> [Dataset excerpts]
-- Start --

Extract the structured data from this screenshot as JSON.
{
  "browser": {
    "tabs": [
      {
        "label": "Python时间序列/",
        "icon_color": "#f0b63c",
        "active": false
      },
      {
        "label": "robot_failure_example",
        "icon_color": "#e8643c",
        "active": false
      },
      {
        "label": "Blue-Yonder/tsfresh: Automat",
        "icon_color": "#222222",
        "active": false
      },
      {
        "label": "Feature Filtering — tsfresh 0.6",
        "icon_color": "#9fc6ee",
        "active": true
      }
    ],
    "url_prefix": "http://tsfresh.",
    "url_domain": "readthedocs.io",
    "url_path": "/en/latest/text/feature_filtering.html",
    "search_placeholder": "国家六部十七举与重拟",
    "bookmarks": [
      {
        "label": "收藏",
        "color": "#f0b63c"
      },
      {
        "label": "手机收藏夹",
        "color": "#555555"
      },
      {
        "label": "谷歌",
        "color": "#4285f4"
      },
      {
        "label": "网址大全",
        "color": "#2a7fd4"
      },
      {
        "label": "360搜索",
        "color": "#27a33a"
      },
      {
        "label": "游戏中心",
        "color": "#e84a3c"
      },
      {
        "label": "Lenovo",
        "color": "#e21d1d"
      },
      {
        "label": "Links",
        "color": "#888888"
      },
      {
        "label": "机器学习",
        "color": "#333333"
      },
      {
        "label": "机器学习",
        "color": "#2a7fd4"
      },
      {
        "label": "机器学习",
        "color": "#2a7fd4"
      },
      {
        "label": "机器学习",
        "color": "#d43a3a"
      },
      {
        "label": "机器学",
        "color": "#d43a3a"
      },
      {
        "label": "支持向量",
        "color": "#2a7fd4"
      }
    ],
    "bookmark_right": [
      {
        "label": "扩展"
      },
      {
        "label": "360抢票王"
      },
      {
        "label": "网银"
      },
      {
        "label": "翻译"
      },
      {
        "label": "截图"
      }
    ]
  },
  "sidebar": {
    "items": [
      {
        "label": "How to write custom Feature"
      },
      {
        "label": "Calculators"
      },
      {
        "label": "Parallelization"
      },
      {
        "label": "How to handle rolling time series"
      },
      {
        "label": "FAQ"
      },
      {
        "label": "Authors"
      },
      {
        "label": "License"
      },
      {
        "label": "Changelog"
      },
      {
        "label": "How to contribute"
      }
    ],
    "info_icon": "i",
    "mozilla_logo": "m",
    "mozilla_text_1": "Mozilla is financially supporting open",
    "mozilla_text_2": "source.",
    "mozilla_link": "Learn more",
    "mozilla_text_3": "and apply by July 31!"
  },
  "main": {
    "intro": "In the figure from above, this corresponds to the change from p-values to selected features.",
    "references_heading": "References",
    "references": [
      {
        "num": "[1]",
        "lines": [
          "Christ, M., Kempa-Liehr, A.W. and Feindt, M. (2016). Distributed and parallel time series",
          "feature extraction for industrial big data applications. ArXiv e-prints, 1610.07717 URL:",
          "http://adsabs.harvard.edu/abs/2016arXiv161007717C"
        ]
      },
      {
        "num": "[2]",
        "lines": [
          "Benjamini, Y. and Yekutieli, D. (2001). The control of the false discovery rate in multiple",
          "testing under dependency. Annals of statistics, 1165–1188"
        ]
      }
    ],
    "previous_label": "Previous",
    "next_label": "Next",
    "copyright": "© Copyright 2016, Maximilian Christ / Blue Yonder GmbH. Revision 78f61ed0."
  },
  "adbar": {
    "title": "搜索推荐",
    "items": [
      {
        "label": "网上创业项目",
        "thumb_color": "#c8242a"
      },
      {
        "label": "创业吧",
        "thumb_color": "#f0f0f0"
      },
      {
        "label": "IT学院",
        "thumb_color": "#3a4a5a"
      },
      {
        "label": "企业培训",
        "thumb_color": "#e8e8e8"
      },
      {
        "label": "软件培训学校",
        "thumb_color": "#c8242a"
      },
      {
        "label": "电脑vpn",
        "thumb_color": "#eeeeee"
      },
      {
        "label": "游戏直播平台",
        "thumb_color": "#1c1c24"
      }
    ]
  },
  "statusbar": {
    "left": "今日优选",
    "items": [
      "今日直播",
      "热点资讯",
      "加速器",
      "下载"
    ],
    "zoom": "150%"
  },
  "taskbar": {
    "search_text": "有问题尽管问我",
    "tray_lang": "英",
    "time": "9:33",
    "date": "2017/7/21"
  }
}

-- End --

> [Exercise] Only a number is wanted here: how many lines in the data above include the string "Yonder"?

> [Full answer] 2